Entries provided:
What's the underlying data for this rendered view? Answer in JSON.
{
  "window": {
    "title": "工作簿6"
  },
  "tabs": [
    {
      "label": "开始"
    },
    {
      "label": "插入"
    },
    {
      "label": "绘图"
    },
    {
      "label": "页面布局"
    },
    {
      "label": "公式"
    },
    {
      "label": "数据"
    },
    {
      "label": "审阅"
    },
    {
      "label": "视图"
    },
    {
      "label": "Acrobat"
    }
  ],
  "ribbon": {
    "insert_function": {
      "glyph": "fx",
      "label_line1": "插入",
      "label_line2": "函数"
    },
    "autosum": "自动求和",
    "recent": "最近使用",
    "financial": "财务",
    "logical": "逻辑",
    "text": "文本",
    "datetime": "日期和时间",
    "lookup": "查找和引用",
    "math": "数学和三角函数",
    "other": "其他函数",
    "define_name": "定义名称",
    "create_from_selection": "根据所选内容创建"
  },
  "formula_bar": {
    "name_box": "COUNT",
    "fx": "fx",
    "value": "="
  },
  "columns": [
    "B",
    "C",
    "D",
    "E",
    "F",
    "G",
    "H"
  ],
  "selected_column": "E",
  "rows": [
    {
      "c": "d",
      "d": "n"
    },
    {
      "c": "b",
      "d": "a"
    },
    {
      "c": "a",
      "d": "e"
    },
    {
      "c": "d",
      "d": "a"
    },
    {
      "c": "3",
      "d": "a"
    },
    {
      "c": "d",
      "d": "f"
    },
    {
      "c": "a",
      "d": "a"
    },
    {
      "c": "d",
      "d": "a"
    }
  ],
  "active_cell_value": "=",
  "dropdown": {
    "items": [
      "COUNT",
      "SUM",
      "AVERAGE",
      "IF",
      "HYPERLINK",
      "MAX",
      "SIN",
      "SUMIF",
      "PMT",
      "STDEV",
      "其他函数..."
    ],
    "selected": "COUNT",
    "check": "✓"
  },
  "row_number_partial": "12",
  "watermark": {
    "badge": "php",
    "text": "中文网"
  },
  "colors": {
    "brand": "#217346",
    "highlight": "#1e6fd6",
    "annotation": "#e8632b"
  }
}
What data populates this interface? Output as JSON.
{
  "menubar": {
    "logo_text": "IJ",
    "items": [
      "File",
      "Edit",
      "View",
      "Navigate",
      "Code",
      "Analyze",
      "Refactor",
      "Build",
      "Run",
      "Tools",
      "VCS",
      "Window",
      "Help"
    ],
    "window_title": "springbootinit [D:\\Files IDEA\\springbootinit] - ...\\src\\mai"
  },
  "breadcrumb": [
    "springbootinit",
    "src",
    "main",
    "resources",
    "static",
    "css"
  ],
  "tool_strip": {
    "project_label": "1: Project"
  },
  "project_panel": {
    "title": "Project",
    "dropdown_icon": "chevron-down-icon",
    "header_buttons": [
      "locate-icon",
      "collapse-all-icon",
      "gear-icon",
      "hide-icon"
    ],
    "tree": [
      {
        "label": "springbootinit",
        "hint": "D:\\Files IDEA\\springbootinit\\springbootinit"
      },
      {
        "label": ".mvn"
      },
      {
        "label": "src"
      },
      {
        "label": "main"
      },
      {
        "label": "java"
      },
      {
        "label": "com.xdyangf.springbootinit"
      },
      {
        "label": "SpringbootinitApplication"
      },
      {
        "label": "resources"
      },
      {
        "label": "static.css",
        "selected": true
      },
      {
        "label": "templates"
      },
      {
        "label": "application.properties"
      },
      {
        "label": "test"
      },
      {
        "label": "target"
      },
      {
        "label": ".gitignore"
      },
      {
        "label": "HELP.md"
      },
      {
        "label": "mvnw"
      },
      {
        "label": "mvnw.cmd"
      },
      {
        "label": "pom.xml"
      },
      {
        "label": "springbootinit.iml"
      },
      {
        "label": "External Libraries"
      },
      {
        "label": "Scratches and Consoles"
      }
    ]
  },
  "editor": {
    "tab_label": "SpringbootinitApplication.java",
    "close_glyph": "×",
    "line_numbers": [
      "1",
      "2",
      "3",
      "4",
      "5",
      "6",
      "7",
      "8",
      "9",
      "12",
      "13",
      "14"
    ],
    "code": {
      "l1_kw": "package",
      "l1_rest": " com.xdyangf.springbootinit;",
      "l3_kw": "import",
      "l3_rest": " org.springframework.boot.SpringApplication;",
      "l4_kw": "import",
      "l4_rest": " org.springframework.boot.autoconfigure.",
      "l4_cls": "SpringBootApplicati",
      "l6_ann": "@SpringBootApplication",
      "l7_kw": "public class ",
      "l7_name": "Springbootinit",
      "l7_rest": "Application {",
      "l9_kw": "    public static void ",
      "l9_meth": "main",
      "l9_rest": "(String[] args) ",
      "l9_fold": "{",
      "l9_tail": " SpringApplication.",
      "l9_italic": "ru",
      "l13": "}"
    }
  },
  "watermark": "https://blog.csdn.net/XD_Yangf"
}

Written task:
Write every record out again, unaltered.

Answer to the task:
What's the underlying data for this rendered view? Answer in JSON.
{
  "window": {
    "title": "工作簿6"
  },
  "tabs": [
    {
      "label": "开始"
    },
    {
      "label": "插入"
    },
    {
      "label": "绘图"
    },
    {
      "label": "页面布局"
    },
    {
      "label": "公式"
    },
    {
      "label": "数据"
    },
    {
      "label": "审阅"
    },
    {
      "label": "视图"
    },
    {
      "label": "Acrobat"
    }
  ],
  "ribbon": {
    "insert_function": {
      "glyph": "fx",
      "label_line1": "插入",
      "label_line2": "函数"
    },
    "autosum": "自动求和",
    "recent": "最近使用",
    "financial": "财务",
    "logical": "逻辑",
    "text": "文本",
    "datetime": "日期和时间",
    "lookup": "查找和引用",
    "math": "数学和三角函数",
    "other": "其他函数",
    "define_name": "定义名称",
    "create_from_selection": "根据所选内容创建"
  },
  "formula_bar": {
    "name_box": "COUNT",
    "fx": "fx",
    "value": "="
  },
  "columns": [
    "B",
    "C",
    "D",
    "E",
    "F",
    "G",
    "H"
  ],
  "selected_column": "E",
  "rows": [
    {
      "c": "d",
      "d": "n"
    },
    {
      "c": "b",
      "d": "a"
    },
    {
      "c": "a",
      "d": "e"
    },
    {
      "c": "d",
      "d": "a"
    },
    {
      "c": "3",
      "d": "a"
    },
    {
      "c": "d",
      "d": "f"
    },
    {
      "c": "a",
      "d": "a"
    },
    {
      "c": "d",
      "d": "a"
    }
  ],
  "active_cell_value": "=",
  "dropdown": {
    "items": [
      "COUNT",
      "SUM",
      "AVERAGE",
      "IF",
      "HYPERLINK",
      "MAX",
      "SIN",
      "SUMIF",
      "PMT",
      "STDEV",
      "其他函数..."
    ],
    "selected": "COUNT",
    "check": "✓"
  },
  "row_number_partial": "12",
  "watermark": {
    "badge": "php",
    "text": "中文网"
  },
  "colors": {
    "brand": "#217346",
    "highlight": "#1e6fd6",
    "annotation": "#e8632b"
  }
}
What data populates this interface? Output as JSON.
{
  "menubar": {
    "logo_text": "IJ",
    "items": [
      "File",
      "Edit",
      "View",
      "Navigate",
      "Code",
      "Analyze",
      "Refactor",
      "Build",
      "Run",
      "Tools",
      "VCS",
      "Window",
      "Help"
    ],
    "window_title": "springbootinit [D:\\Files IDEA\\springbootinit] - ...\\src\\mai"
  },
  "breadcrumb": [
    "springbootinit",
    "src",
    "main",
    "resources",
    "static",
    "css"
  ],
  "tool_strip": {
    "project_label": "1: Project"
  },
  "project_panel": {
    "title": "Project",
    "dropdown_icon": "chevron-down-icon",
    "header_buttons": [
      "locate-icon",
      "collapse-all-icon",
      "gear-icon",
      "hide-icon"
    ],
    "tree": [
      {
        "label": "springbootinit",
        "hint": "D:\\Files IDEA\\springbootinit\\springbootinit"
      },
      {
        "label": ".mvn"
      },
      {
        "label": "src"
      },
      {
        "label": "main"
      },
      {
        "label": "java"
      },
      {
        "label": "com.xdyangf.springbootinit"
      },
      {
        "label": "SpringbootinitApplication"
      },
      {
        "label": "resources"
      },
      {
        "label": "static.css",
        "selected": true
      },
      {
        "label": "templates"
      },
      {
        "label": "application.properties"
      },
      {
        "label": "test"
      },
      {
        "label": "target"
      },
      {
        "label": ".gitignore"
      },
      {
        "label": "HELP.md"
      },
      {
        "label": "mvnw"
      },
      {
        "label": "mvnw.cmd"
      },
      {
        "label": "pom.xml"
      },
      {
        "label": "springbootinit.iml"
      },
      {
        "label": "External Libraries"
      },
      {
        "label": "Scratches and Consoles"
      }
    ]
  },
  "editor": {
    "tab_label": "SpringbootinitApplication.java",
    "close_glyph": "×",
    "line_numbers": [
      "1",
      "2",
      "3",
      "4",
      "5",
      "6",
      "7",
      "8",
      "9",
      "12",
      "13",
      "14"
    ],
    "code": {
      "l1_kw": "package",
      "l1_rest": " com.xdyangf.springbootinit;",
      "l3_kw": "import",
      "l3_rest": " org.springframework.boot.SpringApplication;",
      "l4_kw": "import",
      "l4_rest": " org.springframework.boot.autoconfigure.",
      "l4_cls": "SpringBootApplicati",
      "l6_ann": "@SpringBootApplication",
      "l7_kw": "public class ",
      "l7_name": "Springbootinit",
      "l7_rest": "Application {",
      "l9_kw": "    public static void ",
      "l9_meth": "main",
      "l9_rest": "(String[] args) ",
      "l9_fold": "{",
      "l9_tail": " SpringApplication.",
      "l9_italic": "ru",
      "l13": "}"
    }
  },
  "watermark": "https://blog.csdn.net/XD_Yangf"
}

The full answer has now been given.